---- Entries shown

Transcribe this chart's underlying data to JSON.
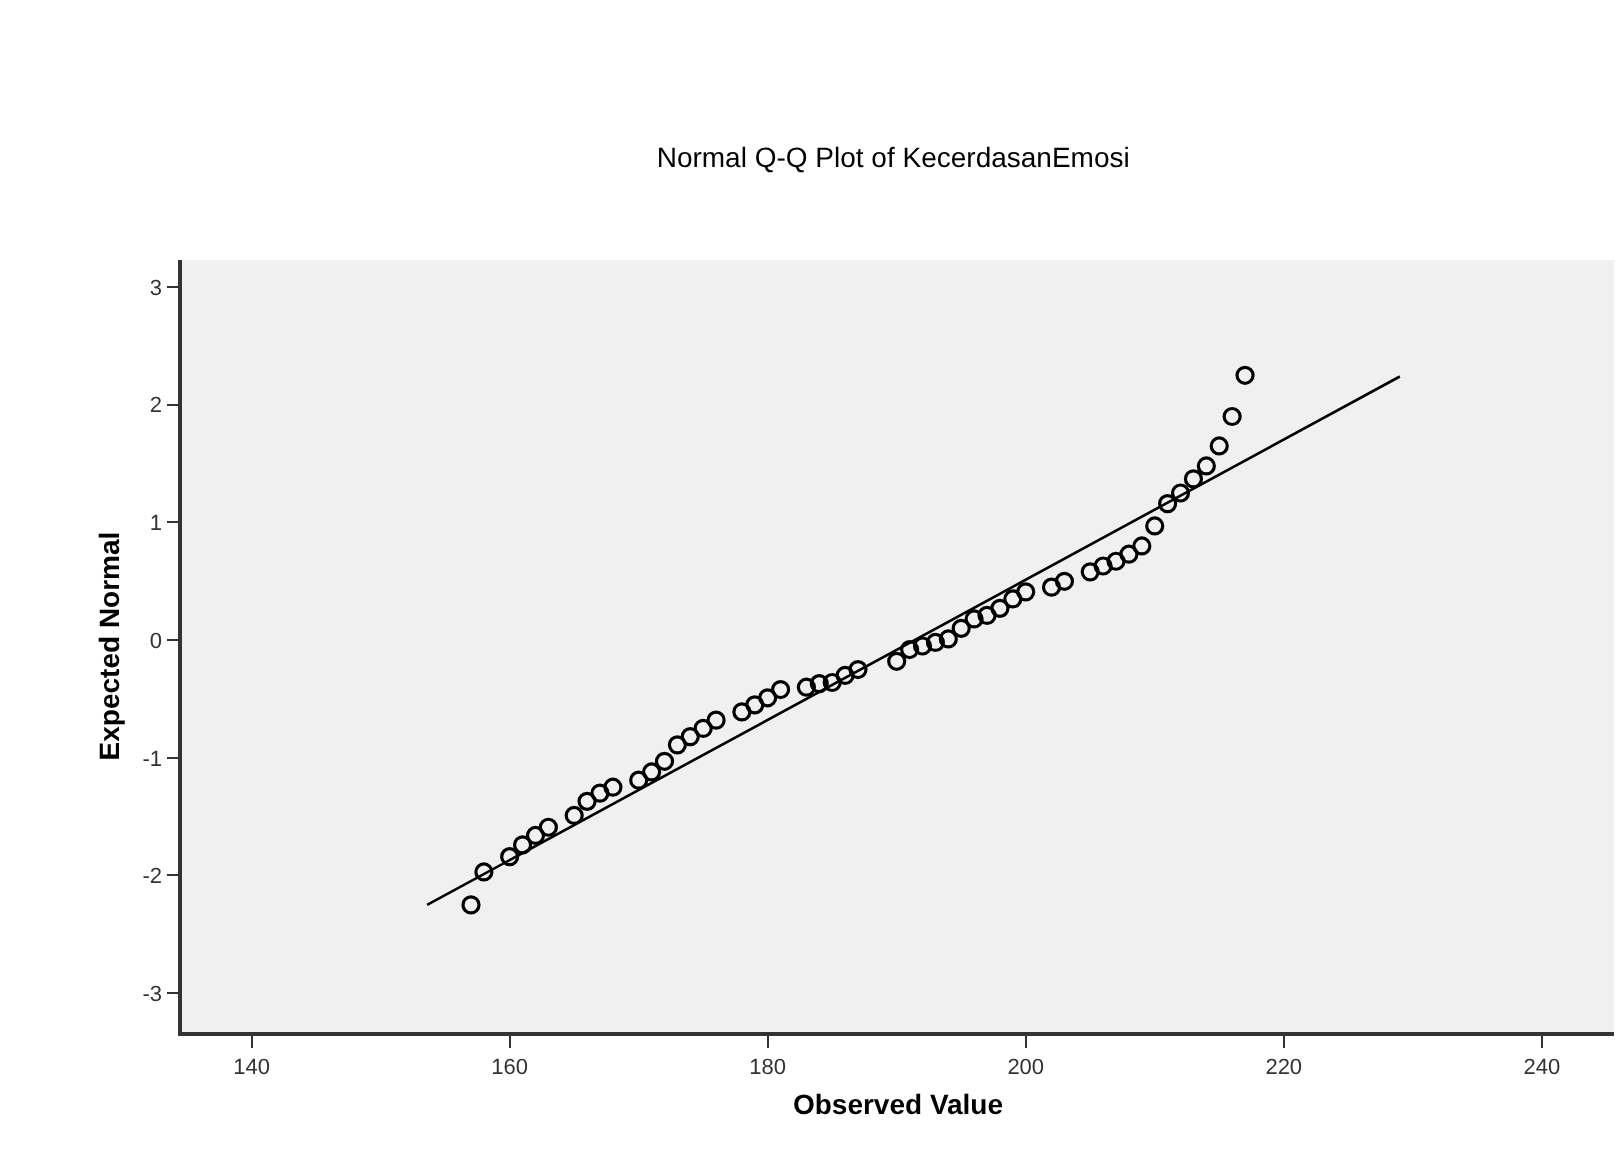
{
  "chart_data": {
    "type": "scatter",
    "title": "Normal Q-Q Plot of KecerdasanEmosi",
    "xlabel": "Observed Value",
    "ylabel": "Expected Normal",
    "series": [
      {
        "color": "#000000",
        "marker": "circle",
        "x": [
          157,
          158,
          160,
          161,
          162,
          163,
          165,
          166,
          167,
          168,
          170,
          171,
          172,
          173,
          174,
          175,
          176,
          178,
          179,
          180,
          181,
          183,
          184,
          185,
          186,
          187,
          190,
          191,
          192,
          193,
          194,
          195,
          196,
          197,
          198,
          199,
          200,
          202,
          203,
          205,
          206,
          207,
          208,
          209,
          210,
          211,
          212,
          213,
          214,
          215,
          216,
          217
        ],
        "values": [
          -2.25,
          -1.97,
          -1.84,
          -1.74,
          -1.66,
          -1.59,
          -1.49,
          -1.37,
          -1.3,
          -1.25,
          -1.19,
          -1.12,
          -1.03,
          -0.89,
          -0.82,
          -0.75,
          -0.68,
          -0.61,
          -0.55,
          -0.49,
          -0.42,
          -0.4,
          -0.37,
          -0.36,
          -0.3,
          -0.25,
          -0.18,
          -0.08,
          -0.05,
          -0.02,
          0.01,
          0.1,
          0.18,
          0.21,
          0.27,
          0.35,
          0.41,
          0.45,
          0.5,
          0.58,
          0.63,
          0.67,
          0.73,
          0.8,
          0.97,
          1.16,
          1.25,
          1.37,
          1.48,
          1.65,
          1.9,
          2.25
        ]
      },
      {
        "type": "line",
        "color": "#000000",
        "line_style": "solid",
        "x": [
          153.6,
          229
        ],
        "values": [
          -2.25,
          2.24
        ]
      }
    ],
    "xlim": [
      134.6,
      245.6
    ],
    "xticks": [
      140,
      160,
      180,
      200,
      220,
      240
    ],
    "ylim": [
      -3.33,
      3.23
    ],
    "yticks": [
      -3,
      -2,
      -1,
      0,
      1,
      2,
      3
    ],
    "grid": false
  }
}
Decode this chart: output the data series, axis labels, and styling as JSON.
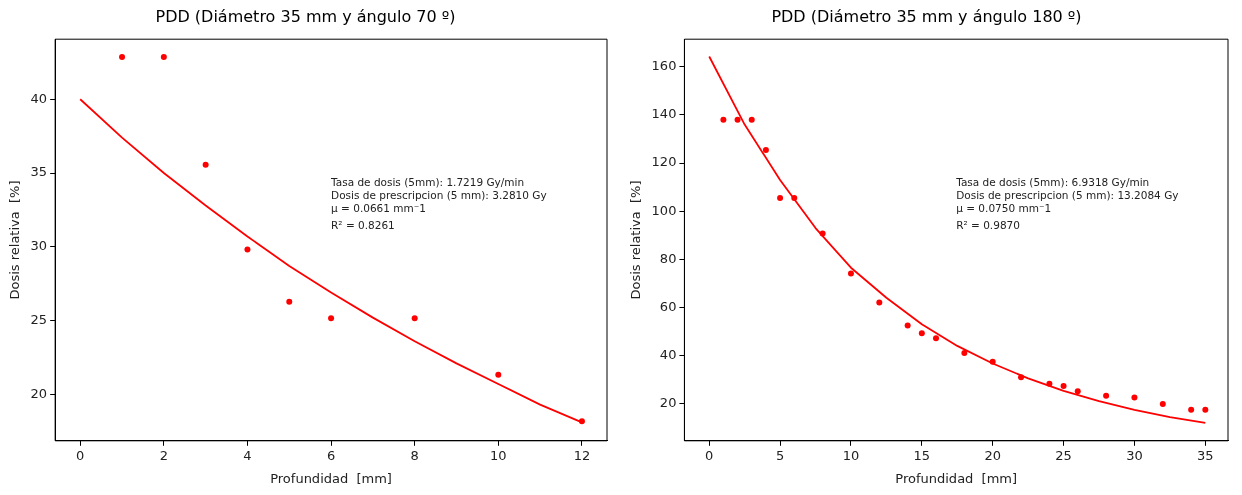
{
  "chart_data": [
    {
      "type": "scatter",
      "title": "PDD (Diámetro 35 mm y ángulo 70 º)",
      "xlabel": "Profundidad  [mm]",
      "ylabel": "Dosis relativa  [%]",
      "xlim": [
        -0.6,
        12.6
      ],
      "ylim": [
        16.85,
        44.07
      ],
      "xticks": [
        0,
        2,
        4,
        6,
        8,
        10,
        12
      ],
      "yticks": [
        20,
        25,
        30,
        35,
        40
      ],
      "legend": false,
      "series": [
        {
          "type": "scatter",
          "color": "#ff0000",
          "marker": "circle",
          "x": [
            1,
            2,
            3,
            4,
            5,
            6,
            8,
            10,
            12
          ],
          "values": [
            42.86,
            42.86,
            35.56,
            29.81,
            26.27,
            25.16,
            25.16,
            21.32,
            18.17
          ]
        },
        {
          "type": "line",
          "color": "#ff0000",
          "marker": "none",
          "line_style": "solid",
          "x": [
            0,
            1,
            2,
            3,
            4,
            5,
            6,
            7,
            8,
            9,
            10,
            11,
            12
          ],
          "values": [
            40,
            37.4,
            35.0,
            32.8,
            30.7,
            28.7,
            26.9,
            25.2,
            23.6,
            22.1,
            20.7,
            19.3,
            18.1
          ]
        }
      ],
      "annotations": [
        "Tasa de dosis (5mm): 1.7219 Gy/min",
        "Dosis de prescripcion (5 mm): 3.2810 Gy",
        "μ = 0.0661 mm⁻1",
        "R² = 0.8261"
      ]
    },
    {
      "type": "scatter",
      "title": "PDD (Diámetro 35 mm y ángulo 180 º)",
      "xlabel": "Profundidad  [mm]",
      "ylabel": "Dosis relativa  [%]",
      "xlim": [
        -1.75,
        36.6
      ],
      "ylim": [
        4.55,
        171.5
      ],
      "xticks": [
        0,
        5,
        10,
        15,
        20,
        25,
        30,
        35
      ],
      "yticks": [
        20,
        40,
        60,
        80,
        100,
        120,
        140,
        160
      ],
      "legend": false,
      "series": [
        {
          "type": "scatter",
          "color": "#ff0000",
          "marker": "circle",
          "x": [
            1,
            2,
            3,
            4,
            5,
            6,
            8,
            10,
            12,
            14,
            15,
            16,
            18,
            20,
            22,
            24,
            25,
            26,
            28,
            30,
            32,
            34,
            35
          ],
          "values": [
            138,
            138,
            138,
            125.4,
            105.5,
            105.5,
            90.7,
            74.1,
            62,
            52.5,
            49.3,
            47.2,
            41,
            37.4,
            31,
            28.3,
            27.3,
            25.1,
            23.3,
            22.5,
            19.8,
            17.5,
            17.5
          ]
        },
        {
          "type": "line",
          "color": "#ff0000",
          "marker": "none",
          "line_style": "solid",
          "x": [
            0,
            2.5,
            5,
            7.5,
            10,
            12.5,
            15,
            17.5,
            20,
            22.5,
            25,
            27.5,
            30,
            32.5,
            35
          ],
          "values": [
            164.3,
            136,
            113,
            93,
            76.5,
            64,
            53,
            44,
            36.7,
            30.5,
            25.3,
            21,
            17.4,
            14.4,
            12.0
          ]
        }
      ],
      "annotations": [
        "Tasa de dosis (5mm): 6.9318 Gy/min",
        "Dosis de prescripcion (5 mm): 13.2084 Gy",
        "μ = 0.0750 mm⁻1",
        "R² = 0.9870"
      ]
    }
  ]
}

--------

From the records above, pull out each line that has "prescripcion".

        "Dosis de prescripcion (5 mm): 3.2810 Gy",
        "Dosis de prescripcion (5 mm): 13.2084 Gy",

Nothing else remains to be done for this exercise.